[Records contained in a dataset]
········
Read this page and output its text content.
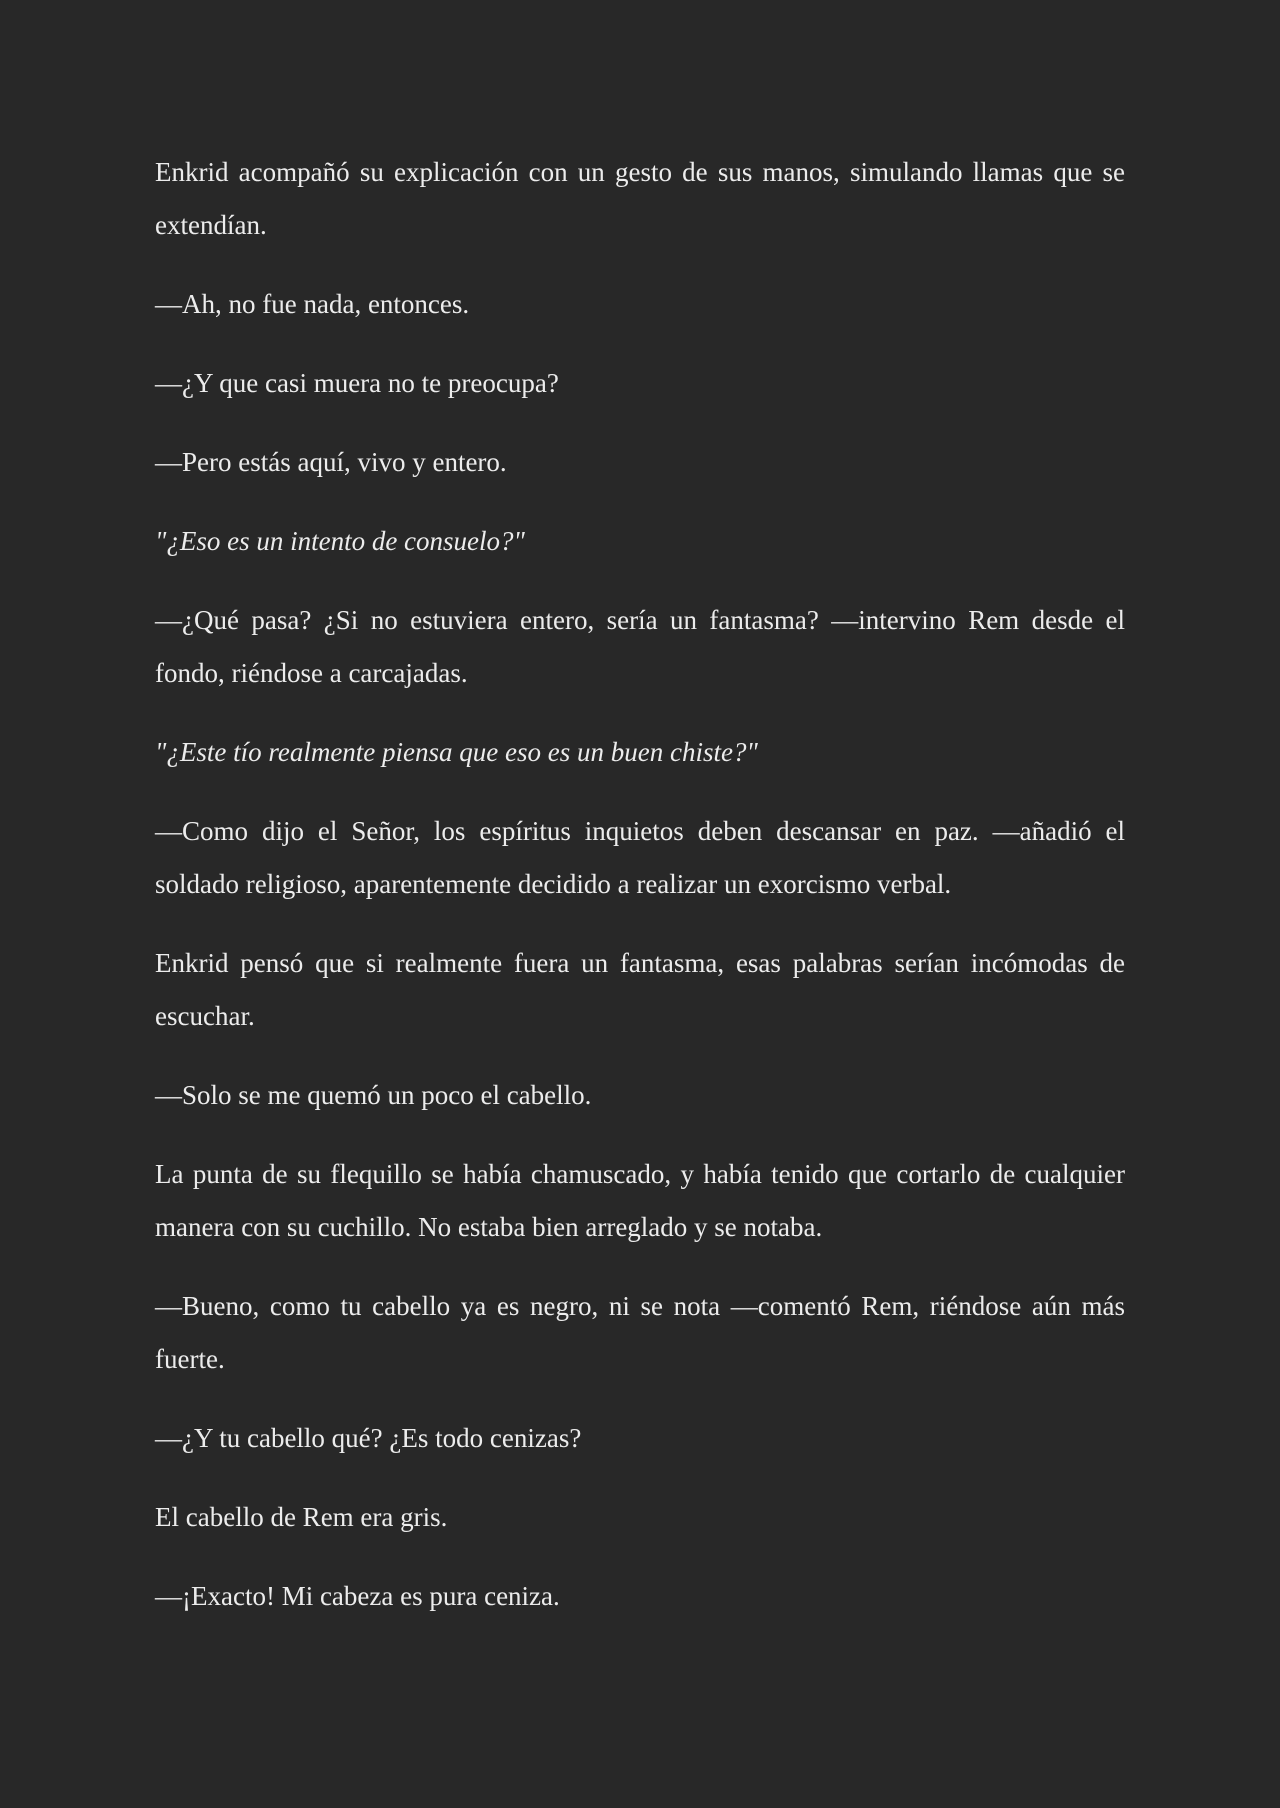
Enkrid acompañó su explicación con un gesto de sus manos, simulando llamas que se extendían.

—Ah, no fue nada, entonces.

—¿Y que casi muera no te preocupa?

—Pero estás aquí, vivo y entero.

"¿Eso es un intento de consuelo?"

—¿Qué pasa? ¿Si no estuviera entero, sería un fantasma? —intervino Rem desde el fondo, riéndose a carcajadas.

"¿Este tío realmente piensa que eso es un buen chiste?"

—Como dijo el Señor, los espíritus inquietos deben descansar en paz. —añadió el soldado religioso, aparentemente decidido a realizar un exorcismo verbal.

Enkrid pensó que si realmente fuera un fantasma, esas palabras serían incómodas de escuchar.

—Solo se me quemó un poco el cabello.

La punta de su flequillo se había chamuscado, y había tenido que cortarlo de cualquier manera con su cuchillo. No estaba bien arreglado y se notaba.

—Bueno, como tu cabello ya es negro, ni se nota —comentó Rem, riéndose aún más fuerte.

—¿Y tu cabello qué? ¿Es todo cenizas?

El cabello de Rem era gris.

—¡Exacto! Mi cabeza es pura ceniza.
········
■ Problem statement:
Quote the preceding records in their entirety, excluding every picture.

■ Solution to this task:
Read this page and output its text content.
Enkrid acompañó su explicación con un gesto de sus manos, simulando llamas que se extendían.

—Ah, no fue nada, entonces.

—¿Y que casi muera no te preocupa?

—Pero estás aquí, vivo y entero.

"¿Eso es un intento de consuelo?"

—¿Qué pasa? ¿Si no estuviera entero, sería un fantasma? —intervino Rem desde el fondo, riéndose a carcajadas.

"¿Este tío realmente piensa que eso es un buen chiste?"

—Como dijo el Señor, los espíritus inquietos deben descansar en paz. —añadió el soldado religioso, aparentemente decidido a realizar un exorcismo verbal.

Enkrid pensó que si realmente fuera un fantasma, esas palabras serían incómodas de escuchar.

—Solo se me quemó un poco el cabello.

La punta de su flequillo se había chamuscado, y había tenido que cortarlo de cualquier manera con su cuchillo. No estaba bien arreglado y se notaba.

—Bueno, como tu cabello ya es negro, ni se nota —comentó Rem, riéndose aún más fuerte.

—¿Y tu cabello qué? ¿Es todo cenizas?

El cabello de Rem era gris.

—¡Exacto! Mi cabeza es pura ceniza.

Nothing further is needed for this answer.